Entries from a dataset:
--------------------------------------------------

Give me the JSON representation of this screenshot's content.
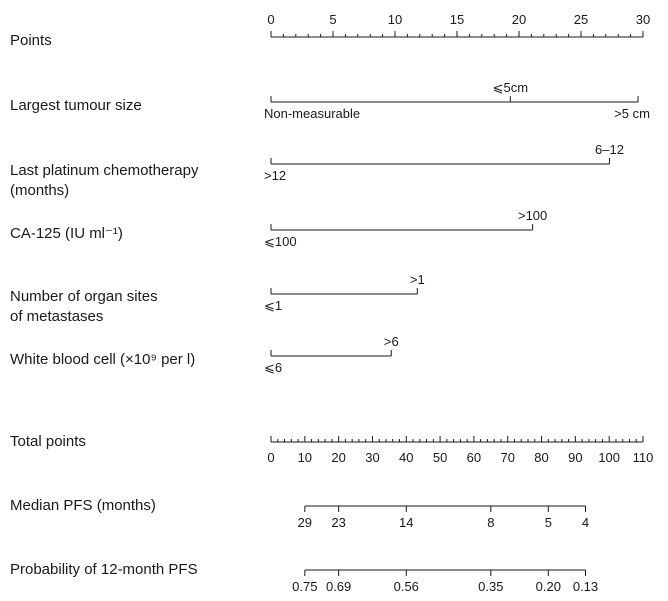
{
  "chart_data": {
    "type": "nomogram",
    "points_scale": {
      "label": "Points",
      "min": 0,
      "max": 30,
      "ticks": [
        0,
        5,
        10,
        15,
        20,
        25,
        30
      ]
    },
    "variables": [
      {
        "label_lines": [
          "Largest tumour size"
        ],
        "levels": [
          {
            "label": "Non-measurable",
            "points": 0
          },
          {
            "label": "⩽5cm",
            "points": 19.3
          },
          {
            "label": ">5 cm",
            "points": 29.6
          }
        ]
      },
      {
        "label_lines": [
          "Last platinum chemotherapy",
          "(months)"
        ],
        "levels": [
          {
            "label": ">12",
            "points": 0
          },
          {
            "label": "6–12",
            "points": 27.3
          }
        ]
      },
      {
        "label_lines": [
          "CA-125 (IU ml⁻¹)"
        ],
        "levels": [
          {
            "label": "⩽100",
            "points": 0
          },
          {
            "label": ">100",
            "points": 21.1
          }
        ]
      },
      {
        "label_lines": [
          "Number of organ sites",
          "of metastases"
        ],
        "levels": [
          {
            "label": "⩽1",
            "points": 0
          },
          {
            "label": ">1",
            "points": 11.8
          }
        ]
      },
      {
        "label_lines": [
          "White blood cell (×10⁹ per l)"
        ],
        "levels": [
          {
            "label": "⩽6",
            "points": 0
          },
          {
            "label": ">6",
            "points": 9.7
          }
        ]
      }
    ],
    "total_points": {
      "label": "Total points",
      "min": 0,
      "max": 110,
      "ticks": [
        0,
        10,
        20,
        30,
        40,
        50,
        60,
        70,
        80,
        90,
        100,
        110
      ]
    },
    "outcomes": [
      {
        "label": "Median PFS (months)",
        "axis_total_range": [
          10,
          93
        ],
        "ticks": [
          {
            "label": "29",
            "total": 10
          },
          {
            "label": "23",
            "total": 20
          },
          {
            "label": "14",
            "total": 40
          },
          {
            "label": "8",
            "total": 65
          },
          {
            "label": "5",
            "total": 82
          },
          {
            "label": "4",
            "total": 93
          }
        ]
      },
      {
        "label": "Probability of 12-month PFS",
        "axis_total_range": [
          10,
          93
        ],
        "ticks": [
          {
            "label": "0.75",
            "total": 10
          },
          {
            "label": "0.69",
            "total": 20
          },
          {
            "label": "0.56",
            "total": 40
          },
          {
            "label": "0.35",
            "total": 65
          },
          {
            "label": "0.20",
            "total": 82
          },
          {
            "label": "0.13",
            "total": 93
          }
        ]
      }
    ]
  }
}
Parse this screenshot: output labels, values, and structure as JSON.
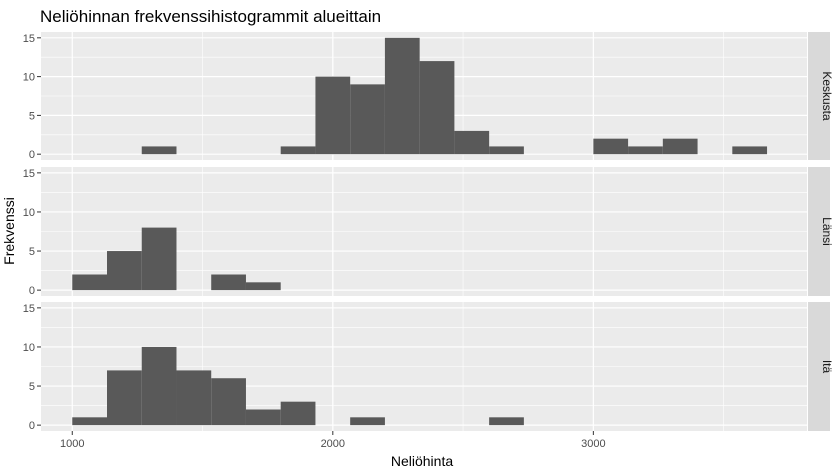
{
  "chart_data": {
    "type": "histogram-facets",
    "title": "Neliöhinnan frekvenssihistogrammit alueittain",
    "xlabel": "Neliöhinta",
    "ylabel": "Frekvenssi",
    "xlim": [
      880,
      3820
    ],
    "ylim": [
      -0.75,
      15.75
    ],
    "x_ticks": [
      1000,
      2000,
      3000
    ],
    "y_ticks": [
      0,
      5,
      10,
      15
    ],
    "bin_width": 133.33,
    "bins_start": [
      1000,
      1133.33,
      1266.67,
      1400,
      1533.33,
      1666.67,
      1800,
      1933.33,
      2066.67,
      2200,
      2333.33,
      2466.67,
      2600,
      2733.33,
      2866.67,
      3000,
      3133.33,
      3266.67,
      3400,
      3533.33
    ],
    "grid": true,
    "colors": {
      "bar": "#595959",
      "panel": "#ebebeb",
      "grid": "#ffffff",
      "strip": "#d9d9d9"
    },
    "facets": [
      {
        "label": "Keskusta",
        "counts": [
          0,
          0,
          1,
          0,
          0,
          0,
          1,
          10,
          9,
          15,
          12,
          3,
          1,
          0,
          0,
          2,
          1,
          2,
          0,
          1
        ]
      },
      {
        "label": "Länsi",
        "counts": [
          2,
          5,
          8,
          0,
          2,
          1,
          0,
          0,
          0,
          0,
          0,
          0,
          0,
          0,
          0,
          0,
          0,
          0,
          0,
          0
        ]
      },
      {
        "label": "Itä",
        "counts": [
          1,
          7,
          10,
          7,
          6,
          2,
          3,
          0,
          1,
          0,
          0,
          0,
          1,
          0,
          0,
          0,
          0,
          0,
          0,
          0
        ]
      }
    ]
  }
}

--------------------------------------------------

To do:
Skip the pictures. Please copy exactly the lines from the one with "Parse this screenshot: output" through the final line of the material above, both ends included.

Solution to this problem:
Parse this screenshot: output labels, values, and structure as JSON.
{
  "chart_data": {
    "type": "histogram-facets",
    "title": "Neliöhinnan frekvenssihistogrammit alueittain",
    "xlabel": "Neliöhinta",
    "ylabel": "Frekvenssi",
    "xlim": [
      880,
      3820
    ],
    "ylim": [
      -0.75,
      15.75
    ],
    "x_ticks": [
      1000,
      2000,
      3000
    ],
    "y_ticks": [
      0,
      5,
      10,
      15
    ],
    "bin_width": 133.33,
    "bins_start": [
      1000,
      1133.33,
      1266.67,
      1400,
      1533.33,
      1666.67,
      1800,
      1933.33,
      2066.67,
      2200,
      2333.33,
      2466.67,
      2600,
      2733.33,
      2866.67,
      3000,
      3133.33,
      3266.67,
      3400,
      3533.33
    ],
    "grid": true,
    "colors": {
      "bar": "#595959",
      "panel": "#ebebeb",
      "grid": "#ffffff",
      "strip": "#d9d9d9"
    },
    "facets": [
      {
        "label": "Keskusta",
        "counts": [
          0,
          0,
          1,
          0,
          0,
          0,
          1,
          10,
          9,
          15,
          12,
          3,
          1,
          0,
          0,
          2,
          1,
          2,
          0,
          1
        ]
      },
      {
        "label": "Länsi",
        "counts": [
          2,
          5,
          8,
          0,
          2,
          1,
          0,
          0,
          0,
          0,
          0,
          0,
          0,
          0,
          0,
          0,
          0,
          0,
          0,
          0
        ]
      },
      {
        "label": "Itä",
        "counts": [
          1,
          7,
          10,
          7,
          6,
          2,
          3,
          0,
          1,
          0,
          0,
          0,
          1,
          0,
          0,
          0,
          0,
          0,
          0,
          0
        ]
      }
    ]
  }
}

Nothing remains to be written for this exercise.